* _DATA LINES_
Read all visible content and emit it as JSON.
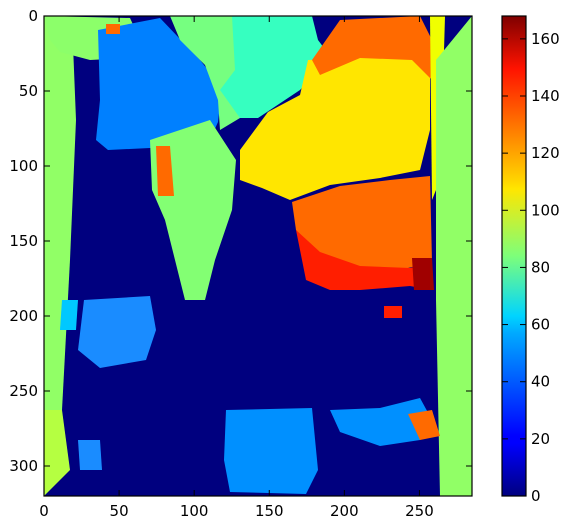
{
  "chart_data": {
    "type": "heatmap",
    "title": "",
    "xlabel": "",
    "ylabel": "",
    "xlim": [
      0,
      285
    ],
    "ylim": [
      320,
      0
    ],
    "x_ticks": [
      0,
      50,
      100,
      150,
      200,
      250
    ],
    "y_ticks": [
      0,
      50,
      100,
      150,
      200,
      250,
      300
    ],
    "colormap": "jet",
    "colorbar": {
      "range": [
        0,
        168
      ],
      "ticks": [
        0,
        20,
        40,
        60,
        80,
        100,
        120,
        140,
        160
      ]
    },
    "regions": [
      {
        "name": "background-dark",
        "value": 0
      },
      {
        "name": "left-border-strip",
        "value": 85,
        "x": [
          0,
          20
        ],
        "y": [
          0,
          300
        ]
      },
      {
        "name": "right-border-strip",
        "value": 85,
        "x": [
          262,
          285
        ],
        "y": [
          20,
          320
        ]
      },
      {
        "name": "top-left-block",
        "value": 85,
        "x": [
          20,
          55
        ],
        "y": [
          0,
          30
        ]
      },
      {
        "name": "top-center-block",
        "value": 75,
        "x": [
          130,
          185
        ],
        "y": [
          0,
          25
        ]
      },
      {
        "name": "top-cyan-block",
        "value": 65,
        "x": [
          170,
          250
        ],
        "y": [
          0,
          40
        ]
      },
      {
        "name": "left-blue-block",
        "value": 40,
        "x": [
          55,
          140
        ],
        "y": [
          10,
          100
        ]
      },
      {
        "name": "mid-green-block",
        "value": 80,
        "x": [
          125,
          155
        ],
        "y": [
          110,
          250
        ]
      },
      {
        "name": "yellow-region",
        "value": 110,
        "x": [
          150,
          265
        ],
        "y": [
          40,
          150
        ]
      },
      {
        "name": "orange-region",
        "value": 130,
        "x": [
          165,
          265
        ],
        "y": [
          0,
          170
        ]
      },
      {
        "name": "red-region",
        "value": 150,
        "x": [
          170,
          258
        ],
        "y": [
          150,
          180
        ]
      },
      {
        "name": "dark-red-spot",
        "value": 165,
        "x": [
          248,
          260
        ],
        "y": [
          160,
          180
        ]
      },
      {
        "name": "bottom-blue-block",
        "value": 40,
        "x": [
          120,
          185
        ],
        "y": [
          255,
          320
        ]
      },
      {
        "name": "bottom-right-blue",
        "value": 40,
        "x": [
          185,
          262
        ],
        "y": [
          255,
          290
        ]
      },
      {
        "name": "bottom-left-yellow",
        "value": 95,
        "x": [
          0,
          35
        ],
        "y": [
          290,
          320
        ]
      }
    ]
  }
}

* _GIVEN EXERCISE_
Restate every record exactly, please; do not copy the pictures.

* _RESPONSE TO THIS EXERCISE_
Read all visible content and emit it as JSON.
{
  "chart_data": {
    "type": "heatmap",
    "title": "",
    "xlabel": "",
    "ylabel": "",
    "xlim": [
      0,
      285
    ],
    "ylim": [
      320,
      0
    ],
    "x_ticks": [
      0,
      50,
      100,
      150,
      200,
      250
    ],
    "y_ticks": [
      0,
      50,
      100,
      150,
      200,
      250,
      300
    ],
    "colormap": "jet",
    "colorbar": {
      "range": [
        0,
        168
      ],
      "ticks": [
        0,
        20,
        40,
        60,
        80,
        100,
        120,
        140,
        160
      ]
    },
    "regions": [
      {
        "name": "background-dark",
        "value": 0
      },
      {
        "name": "left-border-strip",
        "value": 85,
        "x": [
          0,
          20
        ],
        "y": [
          0,
          300
        ]
      },
      {
        "name": "right-border-strip",
        "value": 85,
        "x": [
          262,
          285
        ],
        "y": [
          20,
          320
        ]
      },
      {
        "name": "top-left-block",
        "value": 85,
        "x": [
          20,
          55
        ],
        "y": [
          0,
          30
        ]
      },
      {
        "name": "top-center-block",
        "value": 75,
        "x": [
          130,
          185
        ],
        "y": [
          0,
          25
        ]
      },
      {
        "name": "top-cyan-block",
        "value": 65,
        "x": [
          170,
          250
        ],
        "y": [
          0,
          40
        ]
      },
      {
        "name": "left-blue-block",
        "value": 40,
        "x": [
          55,
          140
        ],
        "y": [
          10,
          100
        ]
      },
      {
        "name": "mid-green-block",
        "value": 80,
        "x": [
          125,
          155
        ],
        "y": [
          110,
          250
        ]
      },
      {
        "name": "yellow-region",
        "value": 110,
        "x": [
          150,
          265
        ],
        "y": [
          40,
          150
        ]
      },
      {
        "name": "orange-region",
        "value": 130,
        "x": [
          165,
          265
        ],
        "y": [
          0,
          170
        ]
      },
      {
        "name": "red-region",
        "value": 150,
        "x": [
          170,
          258
        ],
        "y": [
          150,
          180
        ]
      },
      {
        "name": "dark-red-spot",
        "value": 165,
        "x": [
          248,
          260
        ],
        "y": [
          160,
          180
        ]
      },
      {
        "name": "bottom-blue-block",
        "value": 40,
        "x": [
          120,
          185
        ],
        "y": [
          255,
          320
        ]
      },
      {
        "name": "bottom-right-blue",
        "value": 40,
        "x": [
          185,
          262
        ],
        "y": [
          255,
          290
        ]
      },
      {
        "name": "bottom-left-yellow",
        "value": 95,
        "x": [
          0,
          35
        ],
        "y": [
          290,
          320
        ]
      }
    ]
  }
}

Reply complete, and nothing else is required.